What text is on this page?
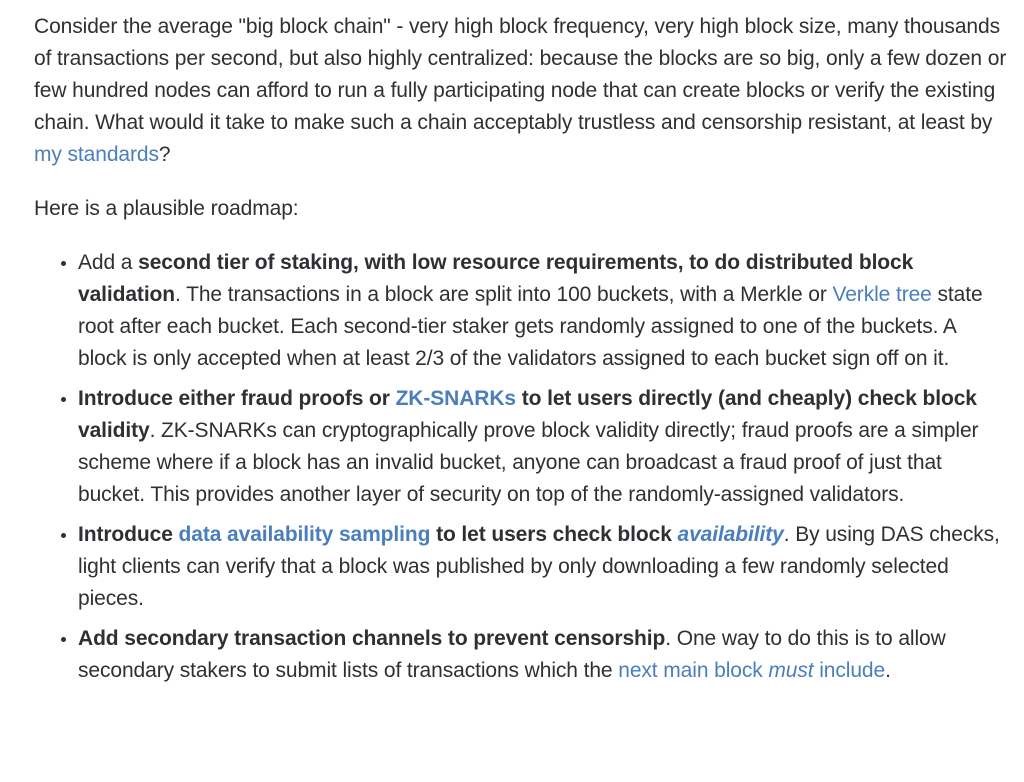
Consider the average "big block chain" - very high block frequency, very high block size, many thousands of transactions per second, but also highly centralized: because the blocks are so big, only a few dozen or few hundred nodes can afford to run a fully participating node that can create blocks or verify the existing chain. What would it take to make such a chain acceptably trustless and censorship resistant, at least by my standards?

Here is a plausible roadmap:

• Add a second tier of staking, with low resource requirements, to do distributed block validation. The transactions in a block are split into 100 buckets, with a Merkle or Verkle tree state root after each bucket. Each second-tier staker gets randomly assigned to one of the buckets. A block is only accepted when at least 2/3 of the validators assigned to each bucket sign off on it.
• Introduce either fraud proofs or ZK-SNARKs to let users directly (and cheaply) check block validity. ZK-SNARKs can cryptographically prove block validity directly; fraud proofs are a simpler scheme where if a block has an invalid bucket, anyone can broadcast a fraud proof of just that bucket. This provides another layer of security on top of the randomly-assigned validators.
• Introduce data availability sampling to let users check block availability. By using DAS checks, light clients can verify that a block was published by only downloading a few randomly selected pieces.
• Add secondary transaction channels to prevent censorship. One way to do this is to allow secondary stakers to submit lists of transactions which the next main block must include.
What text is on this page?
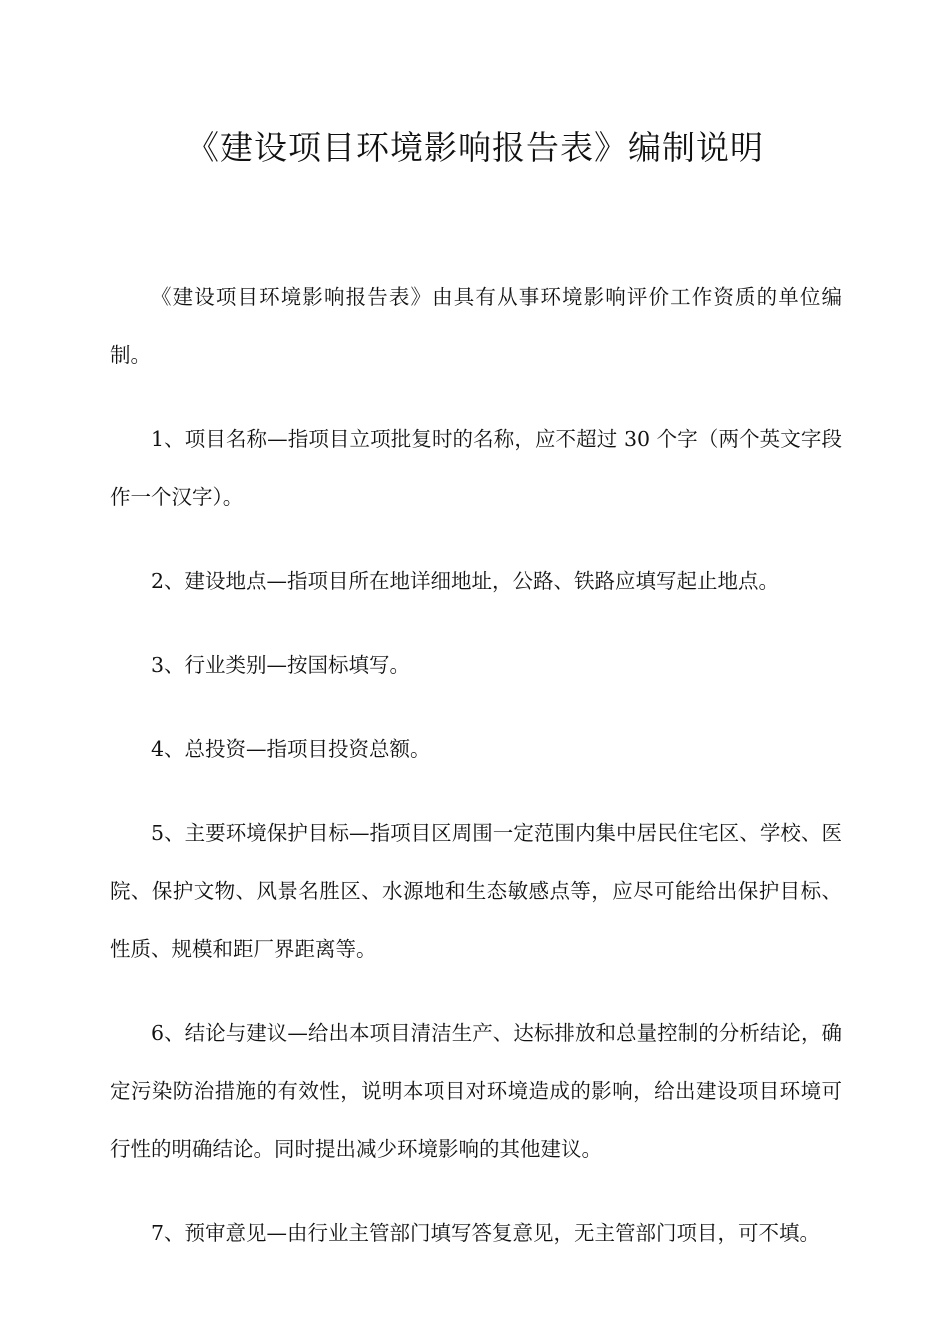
《建设项目环境影响报告表》编制说明

《建设项目环境影响报告表》由具有从事环境影响评价工作资质的单位编制。

1、项目名称—指项目立项批复时的名称，应不超过 30 个字（两个英文字段作一个汉字）。

2、建设地点—指项目所在地详细地址，公路、铁路应填写起止地点。

3、行业类别—按国标填写。

4、总投资—指项目投资总额。

5、主要环境保护目标—指项目区周围一定范围内集中居民住宅区、学校、医院、保护文物、风景名胜区、水源地和生态敏感点等，应尽可能给出保护目标、性质、规模和距厂界距离等。

6、结论与建议—给出本项目清洁生产、达标排放和总量控制的分析结论，确定污染防治措施的有效性，说明本项目对环境造成的影响，给出建设项目环境可行性的明确结论。同时提出减少环境影响的其他建议。

7、预审意见—由行业主管部门填写答复意见，无主管部门项目，可不填。
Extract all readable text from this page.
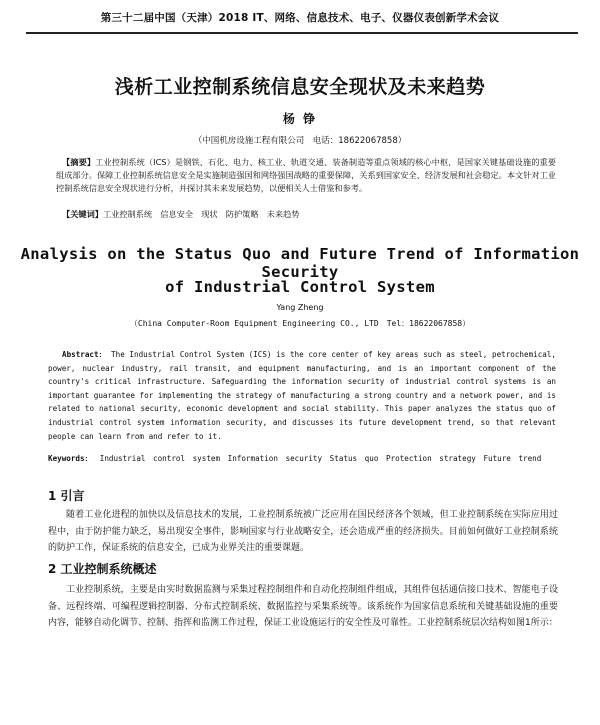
第三十二届中国（天津）2018 IT、网络、信息技术、电子、仪器仪表创新学术会议
浅析工业控制系统信息安全现状及未来趋势
杨 铮
（中国机房设施工程有限公司　电话：18622067858）
【摘要】工业控制系统（ICS）是钢铁、石化、电力、核工业、轨道交通、装备制造等重点领域的核心中枢，是国家关键基础设施的重要组成部分。保障工业控制系统信息安全是实施制造强国和网络强国战略的重要保障，关系到国家安全、经济发展和社会稳定。本文针对工业控制系统信息安全现状进行分析，并探讨其未来发展趋势，以便相关人士借鉴和参考。
【关键词】工业控制系统　信息安全　现状　防护策略　未来趋势
Analysis on the Status Quo and Future Trend of Information Security
of Industrial Control System
Yang Zheng
（China Computer-Room Equipment Engineering CO., LTD　Tel：18622067858）
Abstract： The Industrial Control System (ICS) is the core center of key areas such as steel, petrochemical, power, nuclear industry, rail transit, and equipment manufacturing, and is an important component of the country's critical infrastructure. Safeguarding the information security of industrial control systems is an important guarantee for implementing the strategy of manufacturing a strong country and a network power, and is related to national security, economic development and social stability. This paper analyzes the status quo of industrial control system information security, and discusses its future development trend, so that relevant people can learn from and refer to it.
Keywords： Industrial control system　Information security　Status quo　Protection strategy　Future trend
1 引言
随着工业化进程的加快以及信息技术的发展，工业控制系统被广泛应用在国民经济各个领域，但工业控制系统在实际应用过程中，由于防护能力缺乏，易出现安全事件，影响国家与行业战略安全，还会造成严重的经济损失。目前如何做好工业控制系统的防护工作，保证系统的信息安全，已成为业界关注的重要课题。
2 工业控制系统概述
工业控制系统，主要是由实时数据监测与采集过程控制组件和自动化控制组件组成，其组件包括通信接口技术、智能电子设备、远程终端、可编程逻辑控制器、分布式控制系统、数据监控与采集系统等。该系统作为国家信息系统和关键基础设施的重要内容，能够自动化调节、控制、指挥和监测工作过程，保证工业设施运行的安全性及可靠性。工业控制系统层次结构如图1所示：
━━━━━━━━━━━━━━━━━━━━
AIM OF THE TASK
Your task is to give again, unchanged, the lines from the line that contains "Extract all readable text from this page." to the end of the records. Include both end lines but no pictures.

SOLUTION TO THE PROBLEM
Extract all readable text from this page.
第三十二届中国（天津）2018 IT、网络、信息技术、电子、仪器仪表创新学术会议
浅析工业控制系统信息安全现状及未来趋势
杨 铮
（中国机房设施工程有限公司　电话：18622067858）
【摘要】工业控制系统（ICS）是钢铁、石化、电力、核工业、轨道交通、装备制造等重点领域的核心中枢，是国家关键基础设施的重要组成部分。保障工业控制系统信息安全是实施制造强国和网络强国战略的重要保障，关系到国家安全、经济发展和社会稳定。本文针对工业控制系统信息安全现状进行分析，并探讨其未来发展趋势，以便相关人士借鉴和参考。
【关键词】工业控制系统　信息安全　现状　防护策略　未来趋势
Analysis on the Status Quo and Future Trend of Information Security
of Industrial Control System
Yang Zheng
（China Computer-Room Equipment Engineering CO., LTD　Tel：18622067858）
Abstract： The Industrial Control System (ICS) is the core center of key areas such as steel, petrochemical, power, nuclear industry, rail transit, and equipment manufacturing, and is an important component of the country's critical infrastructure. Safeguarding the information security of industrial control systems is an important guarantee for implementing the strategy of manufacturing a strong country and a network power, and is related to national security, economic development and social stability. This paper analyzes the status quo of industrial control system information security, and discusses its future development trend, so that relevant people can learn from and refer to it.
Keywords： Industrial control system　Information security　Status quo　Protection strategy　Future trend
1 引言
随着工业化进程的加快以及信息技术的发展，工业控制系统被广泛应用在国民经济各个领域，但工业控制系统在实际应用过程中，由于防护能力缺乏，易出现安全事件，影响国家与行业战略安全，还会造成严重的经济损失。目前如何做好工业控制系统的防护工作，保证系统的信息安全，已成为业界关注的重要课题。
2 工业控制系统概述
工业控制系统，主要是由实时数据监测与采集过程控制组件和自动化控制组件组成，其组件包括通信接口技术、智能电子设备、远程终端、可编程逻辑控制器、分布式控制系统、数据监控与采集系统等。该系统作为国家信息系统和关键基础设施的重要内容，能够自动化调节、控制、指挥和监测工作过程，保证工业设施运行的安全性及可靠性。工业控制系统层次结构如图1所示：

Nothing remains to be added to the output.